■ GOAL ■
Find each line containing the string "三打祝家庄". Copy it.
--- START ---
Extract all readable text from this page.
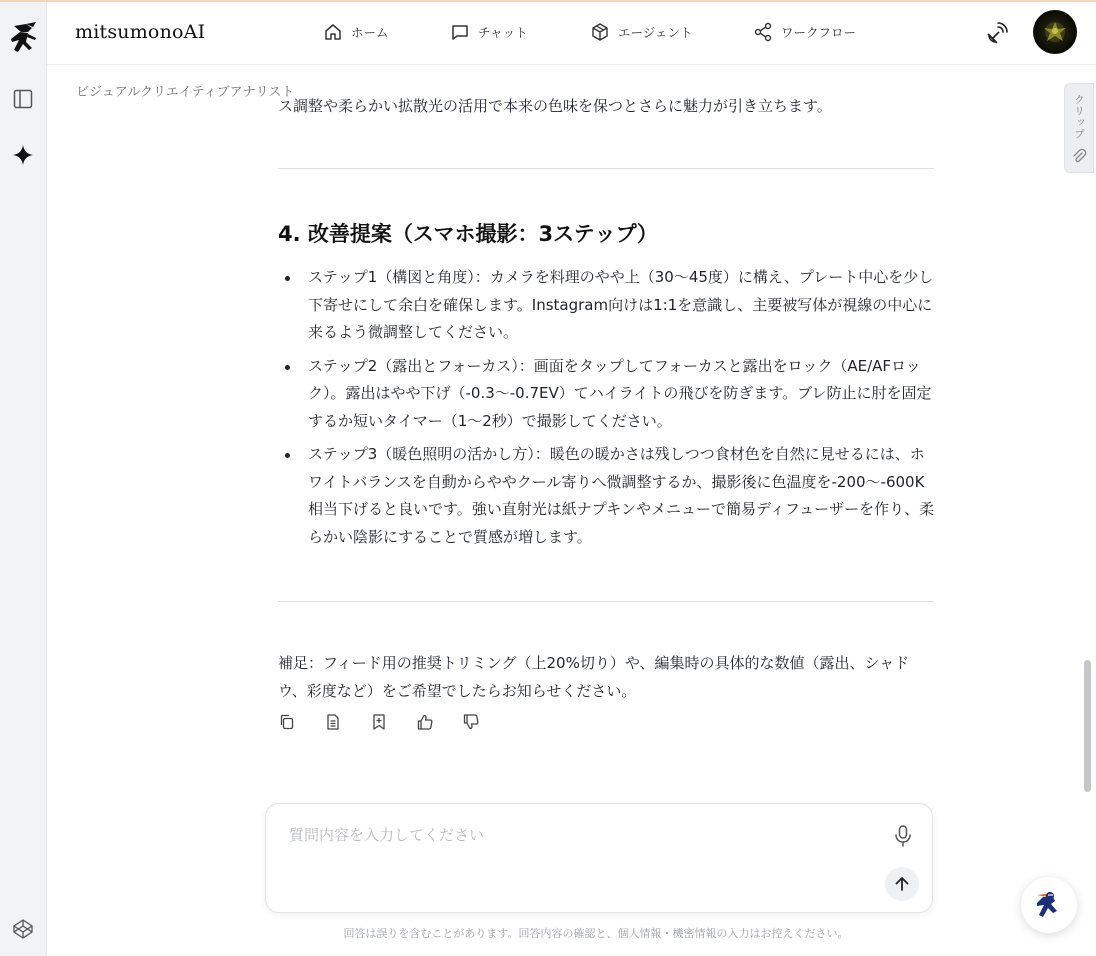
mitsumonoAI	ホーム	チャット	エージェント	ワークフロー
ビジュアルクリエイティブアナリスト
クリップ
ス調整や柔らかい拡散光の活用で本来の色味を保つとさらに魅力が引き立ちます。
4. 改善提案（スマホ撮影：3ステップ）
ステップ1（構図と角度）：カメラを料理のやや上（30〜45度）に構え、プレート中心を少し下寄せにして余白を確保します。Instagram向けは1:1を意識し、主要被写体が視線の中心に来るよう微調整してください。
ステップ2（露出とフォーカス）：画面をタップしてフォーカスと露出をロック（AE/AFロック）。露出はやや下げ（-0.3〜-0.7EV）てハイライトの飛びを防ぎます。ブレ防止に肘を固定するか短いタイマー（1〜2秒）で撮影してください。
ステップ3（暖色照明の活かし方）：暖色の暖かさは残しつつ食材色を自然に見せるには、ホワイトバランスを自動からややクール寄りへ微調整するか、撮影後に色温度を-200〜-600K相当下げると良いです。強い直射光は紙ナプキンやメニューで簡易ディフューザーを作り、柔らかい陰影にすることで質感が増します。
補足：フィード用の推奨トリミング（上20%切り）や、編集時の具体的な数値（露出、シャドウ、彩度など）をご希望でしたらお知らせください。
質問内容を入力してください
回答は誤りを含むことがあります。回答内容の確認と、個人情報・機密情報の入力はお控えください。
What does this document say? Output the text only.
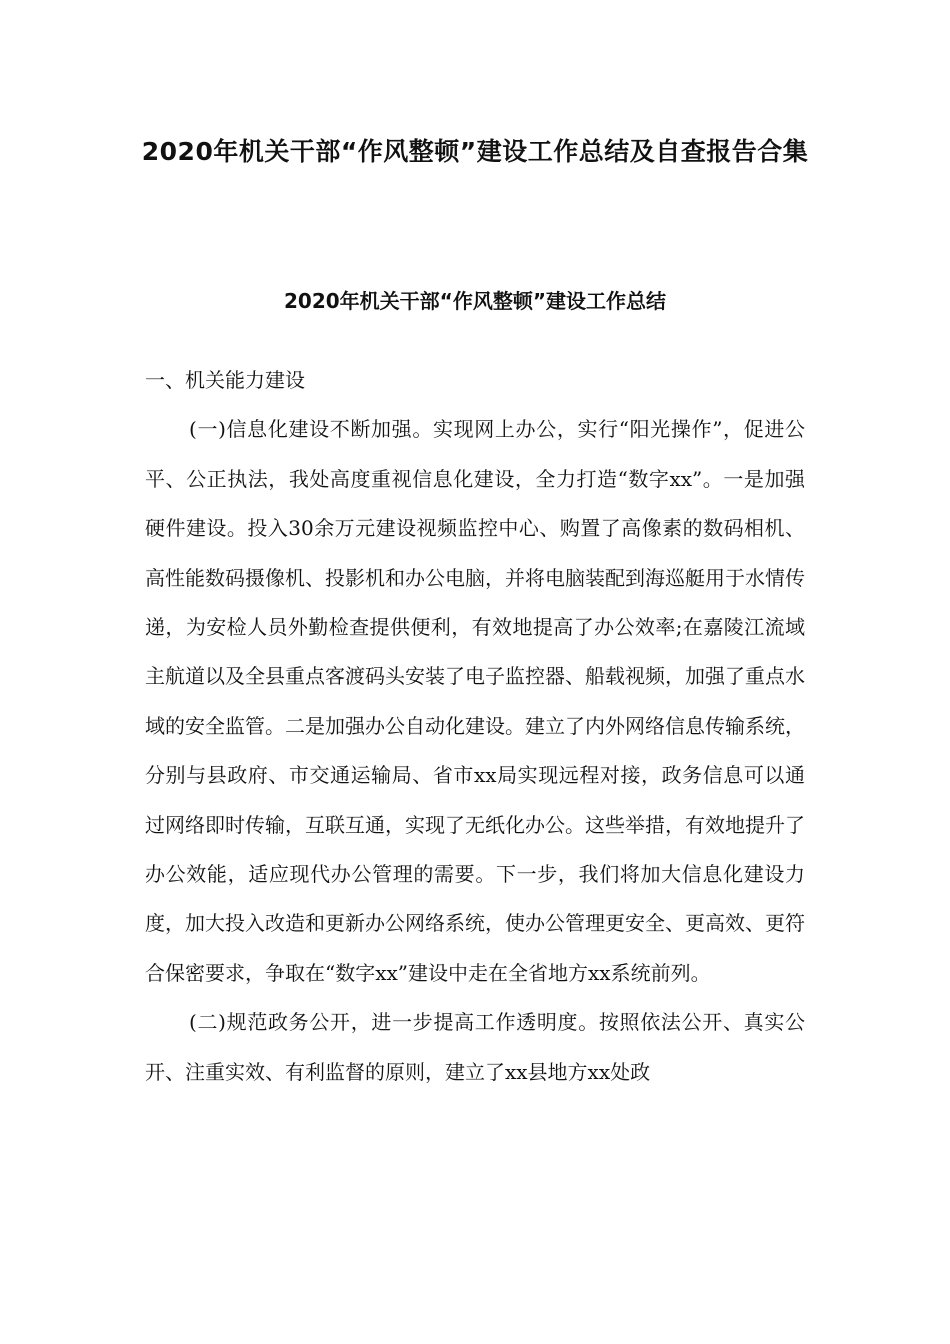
2020年机关干部“作风整顿”建设工作总结及自查报告合集
2020年机关干部“作风整顿”建设工作总结

一、机关能力建设

(一)信息化建设不断加强。实现网上办公，实行“阳光操作”，促进公平、公正执法，我处高度重视信息化建设，全力打造“数字xx”。一是加强硬件建设。投入30余万元建设视频监控中心、购置了高像素的数码相机、高性能数码摄像机、投影机和办公电脑，并将电脑装配到海巡艇用于水情传递，为安检人员外勤检查提供便利，有效地提高了办公效率;在嘉陵江流域主航道以及全县重点客渡码头安装了电子监控器、船载视频，加强了重点水域的安全监管。二是加强办公自动化建设。建立了内外网络信息传输系统，分别与县政府、市交通运输局、省市xx局实现远程对接，政务信息可以通过网络即时传输，互联互通，实现了无纸化办公。这些举措，有效地提升了办公效能，适应现代办公管理的需要。下一步，我们将加大信息化建设力度，加大投入改造和更新办公网络系统，使办公管理更安全、更高效、更符合保密要求，争取在“数字xx”建设中走在全省地方xx系统前列。

(二)规范政务公开，进一步提高工作透明度。按照依法公开、真实公开、注重实效、有利监督的原则，建立了xx县地方xx处政
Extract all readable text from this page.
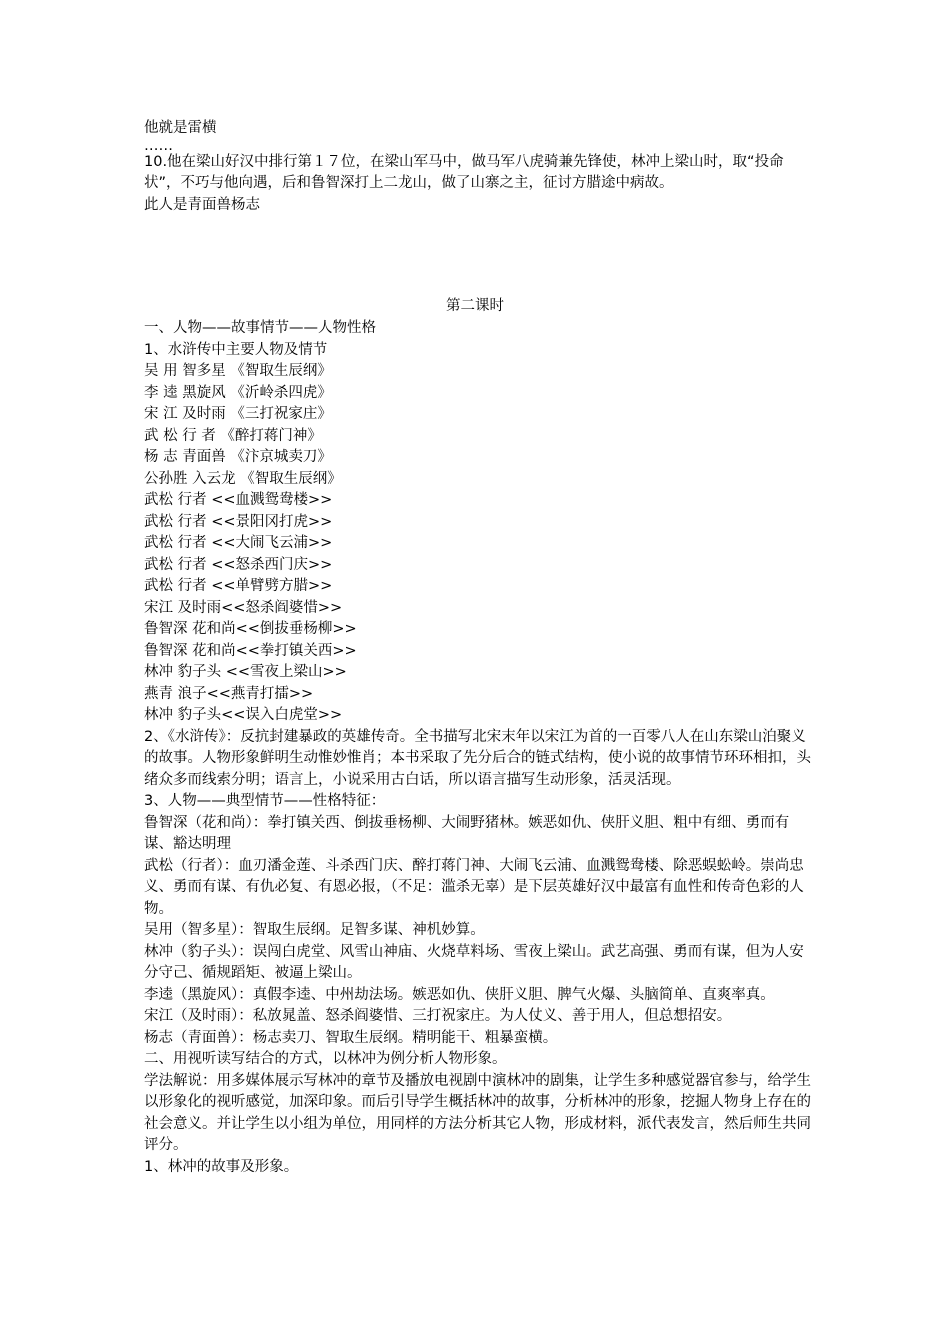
他就是雷横
……
10.他在梁山好汉中排行第１７位，在梁山军马中，做马军八虎骑兼先锋使，林冲上梁山时，取“投命状”，不巧与他向遇，后和鲁智深打上二龙山，做了山寨之主，征讨方腊途中病故。
此人是青面兽杨志
第二课时
一、人物——故事情节——人物性格
1、水浒传中主要人物及情节
吴 用 智多星 《智取生辰纲》
李 逵 黑旋风 《沂岭杀四虎》
宋 江 及时雨 《三打祝家庄》
武 松 行 者 《醉打蒋门神》
杨 志 青面兽 《汴京城卖刀》
公孙胜 入云龙 《智取生辰纲》
武松 行者 <<血溅鸳鸯楼>>
武松 行者 <<景阳冈打虎>>
武松 行者 <<大闹飞云浦>>
武松 行者 <<怒杀西门庆>>
武松 行者 <<单臂劈方腊>>
宋江 及时雨<<怒杀阎婆惜>>
鲁智深 花和尚<<倒拔垂杨柳>>
鲁智深 花和尚<<拳打镇关西>>
林冲 豹子头 <<雪夜上梁山>>
燕青 浪子<<燕青打擂>>
林冲 豹子头<<误入白虎堂>>
2、《水浒传》：反抗封建暴政的英雄传奇。全书描写北宋末年以宋江为首的一百零八人在山东梁山泊聚义的故事。人物形象鲜明生动惟妙惟肖；本书采取了先分后合的链式结构，使小说的故事情节环环相扣，头绪众多而线索分明；语言上，小说采用古白话，所以语言描写生动形象，活灵活现。
3、人物——典型情节——性格特征：
鲁智深（花和尚）：拳打镇关西、倒拔垂杨柳、大闹野猪林。嫉恶如仇、侠肝义胆、粗中有细、勇而有谋、豁达明理
武松（行者）：血刃潘金莲、斗杀西门庆、醉打蒋门神、大闹飞云浦、血溅鸳鸯楼、除恶蜈蚣岭。崇尚忠义、勇而有谋、有仇必复、有恩必报，（不足：滥杀无辜）是下层英雄好汉中最富有血性和传奇色彩的人物。
吴用（智多星）：智取生辰纲。足智多谋、神机妙算。
林冲（豹子头）：误闯白虎堂、风雪山神庙、火烧草料场、雪夜上梁山。武艺高强、勇而有谋，但为人安分守己、循规蹈矩、被逼上梁山。
李逵（黑旋风）：真假李逵、中州劫法场。嫉恶如仇、侠肝义胆、脾气火爆、头脑简单、直爽率真。
宋江（及时雨）：私放晁盖、怒杀阎婆惜、三打祝家庄。为人仗义、善于用人，但总想招安。
杨志（青面兽）：杨志卖刀、智取生辰纲。精明能干、粗暴蛮横。
二、用视听读写结合的方式，以林冲为例分析人物形象。
学法解说：用多媒体展示写林冲的章节及播放电视剧中演林冲的剧集，让学生多种感觉器官参与，给学生以形象化的视听感觉，加深印象。而后引导学生概括林冲的故事，分析林冲的形象，挖掘人物身上存在的社会意义。并让学生以小组为单位，用同样的方法分析其它人物，形成材料，派代表发言，然后师生共同评分。
1、林冲的故事及形象。
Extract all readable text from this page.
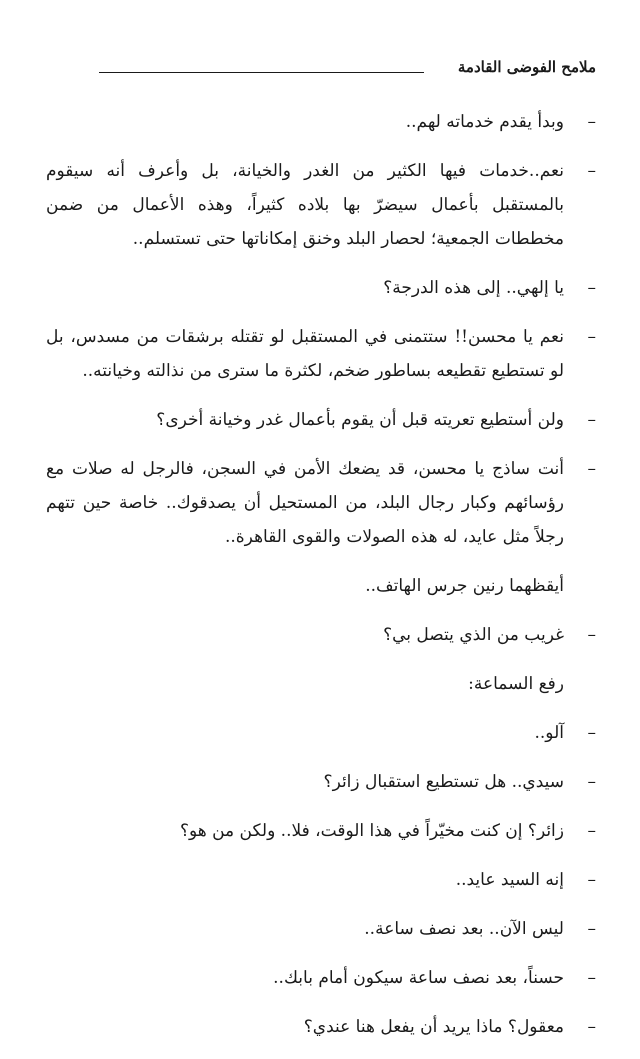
ملامح الفوضى القادمة

–
وبدأ يقدم خدماته لهم..

–
نعم..خدمات فيها الكثير من الغدر والخيانة، بل وأعرف أنه سيقوم بالمستقبل بأعمال سيضرّ بها بلاده كثيراً، وهذه الأعمال من ضمن مخططات الجمعية؛ لحصار البلد وخنق إمكاناتها حتى تستسلم..

–
يا إلهي.. إلى هذه الدرجة؟

–
نعم يا محسن!! ستتمنى في المستقبل لو تقتله برشقات من مسدس، بل لو تستطيع تقطيعه بساطور ضخم، لكثرة ما سترى من نذالته وخيانته..

–
ولن أستطيع تعريته قبل أن يقوم بأعمال غدر وخيانة أخرى؟

–
أنت ساذج يا محسن، قد يضعك الأمن في السجن، فالرجل له صلات مع رؤسائهم وكبار رجال البلد، من المستحيل أن يصدقوك.. خاصة حين تتهم رجلاً مثل عايد، له هذه الصولات والقوى القاهرة..

أيقظهما رنين جرس الهاتف..

–
غريب من الذي يتصل بي؟

رفع السماعة:

–
آلو..

–
سيدي.. هل تستطيع استقبال زائر؟

–
زائر؟ إن كنت مخيّراً في هذا الوقت، فلا.. ولكن من هو؟

–
إنه السيد عايد..

–
ليس الآن.. بعد نصف ساعة..

–
حسناً، بعد نصف ساعة سيكون أمام بابك..

–
معقول؟ ماذا يريد أن يفعل هنا عندي؟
--- END ---
■ TASK OUTPUT ■
宋 江 及时雨 《三打祝家庄》
宋江（及时雨）：私放晁盖、怒杀阎婆惜、三打祝家庄。为人仗义、善于用人，但总想招安。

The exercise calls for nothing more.